Entries with figure data:

-*-

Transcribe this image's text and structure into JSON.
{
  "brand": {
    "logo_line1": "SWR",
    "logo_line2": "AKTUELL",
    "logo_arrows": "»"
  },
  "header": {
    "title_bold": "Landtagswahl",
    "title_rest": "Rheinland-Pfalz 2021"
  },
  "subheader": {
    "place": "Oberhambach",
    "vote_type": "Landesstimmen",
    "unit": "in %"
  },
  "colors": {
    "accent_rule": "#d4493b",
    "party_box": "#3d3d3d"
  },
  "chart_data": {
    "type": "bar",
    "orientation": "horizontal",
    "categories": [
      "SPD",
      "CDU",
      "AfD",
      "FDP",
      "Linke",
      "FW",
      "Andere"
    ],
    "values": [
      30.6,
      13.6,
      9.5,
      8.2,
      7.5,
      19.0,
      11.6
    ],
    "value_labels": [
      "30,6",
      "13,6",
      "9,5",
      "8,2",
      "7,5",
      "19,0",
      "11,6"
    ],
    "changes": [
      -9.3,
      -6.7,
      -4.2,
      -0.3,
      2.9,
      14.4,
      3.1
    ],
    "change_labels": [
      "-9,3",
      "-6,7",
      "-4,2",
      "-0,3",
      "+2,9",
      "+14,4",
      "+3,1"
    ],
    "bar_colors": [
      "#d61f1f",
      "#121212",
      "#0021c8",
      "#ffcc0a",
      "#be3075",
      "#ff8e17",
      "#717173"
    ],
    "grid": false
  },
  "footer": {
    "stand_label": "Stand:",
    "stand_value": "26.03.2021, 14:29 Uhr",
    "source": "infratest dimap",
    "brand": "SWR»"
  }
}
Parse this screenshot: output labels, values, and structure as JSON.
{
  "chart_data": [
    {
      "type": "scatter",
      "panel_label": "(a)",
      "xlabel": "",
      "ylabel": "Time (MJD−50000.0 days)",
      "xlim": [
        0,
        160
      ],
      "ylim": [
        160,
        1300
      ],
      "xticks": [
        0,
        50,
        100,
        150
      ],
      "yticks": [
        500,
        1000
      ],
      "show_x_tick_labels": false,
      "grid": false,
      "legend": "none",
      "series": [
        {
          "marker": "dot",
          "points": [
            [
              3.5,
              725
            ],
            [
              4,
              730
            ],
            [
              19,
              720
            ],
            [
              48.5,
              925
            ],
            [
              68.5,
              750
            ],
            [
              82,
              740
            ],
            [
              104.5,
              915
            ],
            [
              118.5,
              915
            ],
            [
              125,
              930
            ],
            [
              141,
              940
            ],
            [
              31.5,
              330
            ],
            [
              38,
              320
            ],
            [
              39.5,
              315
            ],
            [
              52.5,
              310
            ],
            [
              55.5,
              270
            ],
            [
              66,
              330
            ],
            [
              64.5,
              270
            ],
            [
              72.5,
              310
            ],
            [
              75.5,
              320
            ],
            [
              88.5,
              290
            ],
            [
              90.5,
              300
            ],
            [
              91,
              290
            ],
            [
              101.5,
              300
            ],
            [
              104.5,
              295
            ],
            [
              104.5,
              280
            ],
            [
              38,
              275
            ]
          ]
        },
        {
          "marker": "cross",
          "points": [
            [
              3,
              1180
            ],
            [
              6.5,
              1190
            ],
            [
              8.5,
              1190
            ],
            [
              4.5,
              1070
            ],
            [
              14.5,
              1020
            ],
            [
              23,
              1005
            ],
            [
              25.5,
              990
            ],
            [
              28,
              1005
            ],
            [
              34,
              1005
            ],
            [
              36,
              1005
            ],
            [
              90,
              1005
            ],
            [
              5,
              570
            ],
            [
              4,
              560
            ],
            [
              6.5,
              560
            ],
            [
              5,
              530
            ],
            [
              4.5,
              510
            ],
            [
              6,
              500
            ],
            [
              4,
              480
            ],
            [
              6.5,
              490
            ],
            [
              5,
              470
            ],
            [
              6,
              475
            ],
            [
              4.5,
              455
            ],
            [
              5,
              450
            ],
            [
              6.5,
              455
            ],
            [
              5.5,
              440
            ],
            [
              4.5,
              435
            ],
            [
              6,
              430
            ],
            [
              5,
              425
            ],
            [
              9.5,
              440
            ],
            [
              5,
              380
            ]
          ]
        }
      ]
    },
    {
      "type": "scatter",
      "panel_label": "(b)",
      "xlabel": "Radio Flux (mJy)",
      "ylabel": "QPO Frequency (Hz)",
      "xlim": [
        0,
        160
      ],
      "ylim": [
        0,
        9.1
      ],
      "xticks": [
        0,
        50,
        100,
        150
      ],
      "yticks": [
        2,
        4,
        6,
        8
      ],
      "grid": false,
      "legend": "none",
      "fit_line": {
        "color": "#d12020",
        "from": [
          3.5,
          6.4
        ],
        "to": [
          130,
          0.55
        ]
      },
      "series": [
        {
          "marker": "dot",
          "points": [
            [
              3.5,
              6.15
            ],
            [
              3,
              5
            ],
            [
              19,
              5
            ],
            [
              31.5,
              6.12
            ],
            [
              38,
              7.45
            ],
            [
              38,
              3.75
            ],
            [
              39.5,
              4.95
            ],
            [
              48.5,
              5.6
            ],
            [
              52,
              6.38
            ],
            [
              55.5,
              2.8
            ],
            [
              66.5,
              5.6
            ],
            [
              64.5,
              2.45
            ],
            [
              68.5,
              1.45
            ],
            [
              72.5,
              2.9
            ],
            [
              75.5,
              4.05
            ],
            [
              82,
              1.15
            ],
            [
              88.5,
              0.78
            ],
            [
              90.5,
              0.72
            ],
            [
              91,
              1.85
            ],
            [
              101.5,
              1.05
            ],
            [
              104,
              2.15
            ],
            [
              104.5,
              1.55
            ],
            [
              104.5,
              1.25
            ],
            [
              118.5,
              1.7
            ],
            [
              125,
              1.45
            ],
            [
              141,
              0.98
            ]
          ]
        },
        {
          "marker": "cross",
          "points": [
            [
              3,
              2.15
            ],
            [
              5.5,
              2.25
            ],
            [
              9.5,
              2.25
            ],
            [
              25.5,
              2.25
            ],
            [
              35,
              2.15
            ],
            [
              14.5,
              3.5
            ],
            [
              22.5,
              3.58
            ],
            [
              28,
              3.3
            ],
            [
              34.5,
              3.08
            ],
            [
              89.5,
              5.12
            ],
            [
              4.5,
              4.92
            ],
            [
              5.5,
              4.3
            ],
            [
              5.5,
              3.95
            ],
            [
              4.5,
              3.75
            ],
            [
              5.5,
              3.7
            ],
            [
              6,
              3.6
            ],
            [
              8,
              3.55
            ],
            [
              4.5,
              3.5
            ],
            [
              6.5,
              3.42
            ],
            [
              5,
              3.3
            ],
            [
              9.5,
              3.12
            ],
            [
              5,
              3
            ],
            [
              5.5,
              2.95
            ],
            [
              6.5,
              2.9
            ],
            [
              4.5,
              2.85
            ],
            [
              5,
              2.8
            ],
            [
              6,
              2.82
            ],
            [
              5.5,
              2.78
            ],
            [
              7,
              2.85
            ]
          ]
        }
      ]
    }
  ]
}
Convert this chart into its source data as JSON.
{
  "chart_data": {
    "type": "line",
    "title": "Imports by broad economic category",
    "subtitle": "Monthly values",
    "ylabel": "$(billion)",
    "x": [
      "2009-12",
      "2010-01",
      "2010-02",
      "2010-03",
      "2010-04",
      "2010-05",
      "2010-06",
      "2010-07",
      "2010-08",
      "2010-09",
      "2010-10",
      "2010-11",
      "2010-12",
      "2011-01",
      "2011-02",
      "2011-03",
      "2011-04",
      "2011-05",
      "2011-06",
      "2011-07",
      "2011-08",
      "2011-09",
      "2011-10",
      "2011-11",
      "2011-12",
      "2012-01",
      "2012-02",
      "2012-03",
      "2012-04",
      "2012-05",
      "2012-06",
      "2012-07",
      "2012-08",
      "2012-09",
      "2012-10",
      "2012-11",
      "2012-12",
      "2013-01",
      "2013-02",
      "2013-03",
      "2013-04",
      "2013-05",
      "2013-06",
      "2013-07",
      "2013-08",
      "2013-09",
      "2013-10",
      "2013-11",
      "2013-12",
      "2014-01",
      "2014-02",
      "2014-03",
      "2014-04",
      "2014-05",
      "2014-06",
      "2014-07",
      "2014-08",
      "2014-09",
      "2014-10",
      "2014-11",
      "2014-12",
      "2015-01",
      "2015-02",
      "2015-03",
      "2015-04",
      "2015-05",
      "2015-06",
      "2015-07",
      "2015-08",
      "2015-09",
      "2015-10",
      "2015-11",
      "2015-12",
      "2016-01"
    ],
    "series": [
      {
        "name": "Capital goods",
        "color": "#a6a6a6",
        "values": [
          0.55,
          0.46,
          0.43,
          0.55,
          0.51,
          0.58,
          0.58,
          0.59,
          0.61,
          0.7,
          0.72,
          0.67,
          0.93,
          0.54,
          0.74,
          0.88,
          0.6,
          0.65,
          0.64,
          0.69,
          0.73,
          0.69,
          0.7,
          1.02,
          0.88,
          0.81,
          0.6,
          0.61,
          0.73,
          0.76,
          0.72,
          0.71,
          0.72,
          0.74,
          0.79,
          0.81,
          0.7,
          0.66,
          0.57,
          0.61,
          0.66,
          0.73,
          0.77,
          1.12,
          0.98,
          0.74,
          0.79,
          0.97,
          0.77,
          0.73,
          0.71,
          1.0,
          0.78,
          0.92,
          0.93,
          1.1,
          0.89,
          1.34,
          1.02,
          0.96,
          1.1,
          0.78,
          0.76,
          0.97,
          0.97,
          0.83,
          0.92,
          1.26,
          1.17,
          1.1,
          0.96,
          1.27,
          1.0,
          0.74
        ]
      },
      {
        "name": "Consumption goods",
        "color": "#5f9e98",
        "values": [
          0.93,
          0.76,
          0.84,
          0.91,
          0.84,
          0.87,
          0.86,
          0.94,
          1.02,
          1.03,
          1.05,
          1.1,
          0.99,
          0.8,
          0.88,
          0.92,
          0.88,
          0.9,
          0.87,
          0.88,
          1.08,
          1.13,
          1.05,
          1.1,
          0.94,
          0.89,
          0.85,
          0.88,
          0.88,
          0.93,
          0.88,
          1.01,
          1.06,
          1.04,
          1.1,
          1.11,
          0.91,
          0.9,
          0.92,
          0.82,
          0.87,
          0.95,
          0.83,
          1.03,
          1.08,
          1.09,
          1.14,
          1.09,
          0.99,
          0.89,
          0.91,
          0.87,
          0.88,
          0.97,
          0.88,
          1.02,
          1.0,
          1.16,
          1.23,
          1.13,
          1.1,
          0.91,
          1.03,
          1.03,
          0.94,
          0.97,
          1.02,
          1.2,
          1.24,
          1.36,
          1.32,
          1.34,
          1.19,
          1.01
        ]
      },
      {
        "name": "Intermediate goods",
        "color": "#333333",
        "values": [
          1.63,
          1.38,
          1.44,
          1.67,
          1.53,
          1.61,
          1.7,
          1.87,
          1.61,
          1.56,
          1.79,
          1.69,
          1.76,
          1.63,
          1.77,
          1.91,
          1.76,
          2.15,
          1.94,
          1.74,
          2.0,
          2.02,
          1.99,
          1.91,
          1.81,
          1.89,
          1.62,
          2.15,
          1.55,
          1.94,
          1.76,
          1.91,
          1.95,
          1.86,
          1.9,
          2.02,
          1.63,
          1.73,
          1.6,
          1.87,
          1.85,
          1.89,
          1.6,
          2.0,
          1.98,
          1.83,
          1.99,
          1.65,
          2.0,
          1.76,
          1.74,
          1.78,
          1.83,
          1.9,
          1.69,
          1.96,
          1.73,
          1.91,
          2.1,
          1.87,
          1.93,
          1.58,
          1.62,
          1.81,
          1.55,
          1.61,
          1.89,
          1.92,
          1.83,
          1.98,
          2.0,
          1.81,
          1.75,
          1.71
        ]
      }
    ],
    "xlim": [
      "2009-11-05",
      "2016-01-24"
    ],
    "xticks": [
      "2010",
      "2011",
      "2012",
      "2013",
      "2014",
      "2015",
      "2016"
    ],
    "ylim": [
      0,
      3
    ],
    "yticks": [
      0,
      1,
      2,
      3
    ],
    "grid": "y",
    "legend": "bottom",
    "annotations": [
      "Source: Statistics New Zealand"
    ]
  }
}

-*-

Exercise requirements :: Using the records above, copy each line that contains "this".

Complete response ::
Transcribe this image's text and structure into JSON.
Parse this screenshot: output labels, values, and structure as JSON.
Convert this chart into its source data as JSON.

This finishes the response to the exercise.